Моя мама выросла в деревне, в семье с огромным хозяйством. Она совершила поистине невозможные вещи в том числе для того, чтобы я сейчас жила по-городскому и никогда не забывала, как тяжело жить на земле. Поэтому я стараюсь не романтизировать и не забывать этого, даже когда мне бесконечно хорошо среди сопок и карликовых берёз.

— Помимо экспедиций Вы занимаетесь преподаванием, в том числе и курса латыни. В чём, на Ваш взгляд, залог того, чтобы мёртвый язык стал для студентов «живым» и увлекательным?

Любой язык, современный или древний, очень сближает студентов и преподавателей, потому что он позволяет говорить о важном. Во многом секрет курса в том идеальном наборе текстов для чтения, который собрал с коллегами Владимир Владимирович Файер, руководитель курса латыни для лингвистов. Мы читаем на парах отрывки из грамматик и исторических трудов, серьёзные стихи о любви и едкие эпиграммы. Конечно, нас захватывают размышления людей о культуре и о войне, о том, какое наследие они оставляют по себе, и о том, как жить, чтобы ни о чем не жалеть.  Эти люди жили две тысячи лет назад и задавались теми же вопросами, и вечная своевременность древних текстов поражает так же, как красота латинской грамматики и родство русских и латинских слов.

— Ещё мы слышали о праздничных занятиях в конце года. Расскажите, как они проходят.

▶ Задание 1
Ответьте по фрагменту интервью на следующие вопросы, помечая ответы так же, как вопросы.
(а) Где выросла мама, о которой говорится в начале фрагмента интервью?
(б) Кто руководит курсом латыни для лингвистов?
(в) Сколько лет назад жили люди, чьи тексты читают на парах?
▶ Задание 2
Продублируйте без изменений часть фрагмента интервью, которая открывается словами «Моя мама выросла» и завершается словами «и карликовых берёз.».
▶ Задание 3
Продолжите фрагмент интервью о преподавании латыни, начав сразу после его последней фразы.

▶ Записанные данные
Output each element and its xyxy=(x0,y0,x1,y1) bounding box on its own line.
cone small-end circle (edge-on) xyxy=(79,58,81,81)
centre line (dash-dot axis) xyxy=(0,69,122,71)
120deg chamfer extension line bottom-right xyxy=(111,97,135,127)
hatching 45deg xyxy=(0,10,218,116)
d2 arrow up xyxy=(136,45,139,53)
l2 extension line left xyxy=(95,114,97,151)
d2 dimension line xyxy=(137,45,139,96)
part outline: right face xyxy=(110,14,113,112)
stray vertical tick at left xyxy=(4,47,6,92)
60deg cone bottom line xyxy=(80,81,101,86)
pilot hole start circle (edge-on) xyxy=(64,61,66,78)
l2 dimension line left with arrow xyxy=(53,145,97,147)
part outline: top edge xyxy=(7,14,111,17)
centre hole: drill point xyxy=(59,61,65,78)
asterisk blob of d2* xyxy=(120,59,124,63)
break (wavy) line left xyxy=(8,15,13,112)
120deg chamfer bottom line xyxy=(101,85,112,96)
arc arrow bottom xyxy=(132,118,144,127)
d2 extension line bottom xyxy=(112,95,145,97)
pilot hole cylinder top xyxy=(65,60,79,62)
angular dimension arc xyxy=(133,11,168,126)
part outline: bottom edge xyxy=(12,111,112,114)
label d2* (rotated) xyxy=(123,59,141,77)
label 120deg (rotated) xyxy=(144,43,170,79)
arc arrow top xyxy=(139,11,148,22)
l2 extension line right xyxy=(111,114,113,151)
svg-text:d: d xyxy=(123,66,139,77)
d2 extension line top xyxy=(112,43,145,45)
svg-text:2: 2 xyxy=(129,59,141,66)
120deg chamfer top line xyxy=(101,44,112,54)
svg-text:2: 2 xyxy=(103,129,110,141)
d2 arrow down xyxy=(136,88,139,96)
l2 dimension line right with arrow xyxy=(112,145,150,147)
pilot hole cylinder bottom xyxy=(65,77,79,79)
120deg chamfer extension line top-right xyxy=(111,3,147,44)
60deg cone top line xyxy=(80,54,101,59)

▶ Ответ на задание 1
(а) В деревне, в семье с огромным хозяйством.
(б) Владимир Владимирович Файер.
(в) Две тысячи лет назад.

▶ Ответ на задание 2
Моя мама выросла в деревне, в семье с огромным хозяйством. Она совершила поистине невозможные вещи в том числе для того, чтобы я сейчас жила по-городскому и никогда не забывала, как тяжело жить на земле. Поэтому я стараюсь не романтизировать и не забывать этого, даже когда мне бесконечно хорошо среди сопок и карликовых берёз.

▶ Ответ на задание 3
О, это самое весёлое! Формально это такая же пара, как и остальные, но можно похулиганить. В высоконравственной части пары мы читаем и переводим католические молитвы, слушаем традиционные латинские песнопения, которые звучат в Сочельник в Ватикане, и их современные перепевки. В менее высоконравственной мы читаем и переводим средневековую застольную песню и слушаем, как её поют сейчас на разных языках и в разных странах. Мне кажется важным и повеселиться, и показать, что латиноязычная культура многолика и многофункциональна, что мы в ней можем найти многое для себя. Ну, ещё важно попить чаю и послушать музыку вместе. Обучение вообще должно быть как можно чаще похоже на праздник.

 

Блиц

— Интересный факт о Вас, о котором не догадываются окружающие 

Пару лет я занималась айкидо, и у меня неплохо получалось! Если бы в 2022 году я не почувствовала, что больше не могу ни с кем драться даже ради искусства, сейчас небось уже готовилась бы сдавать на чёрный пояс.

— Какие три книги оказали на Вас наибольшее влияние?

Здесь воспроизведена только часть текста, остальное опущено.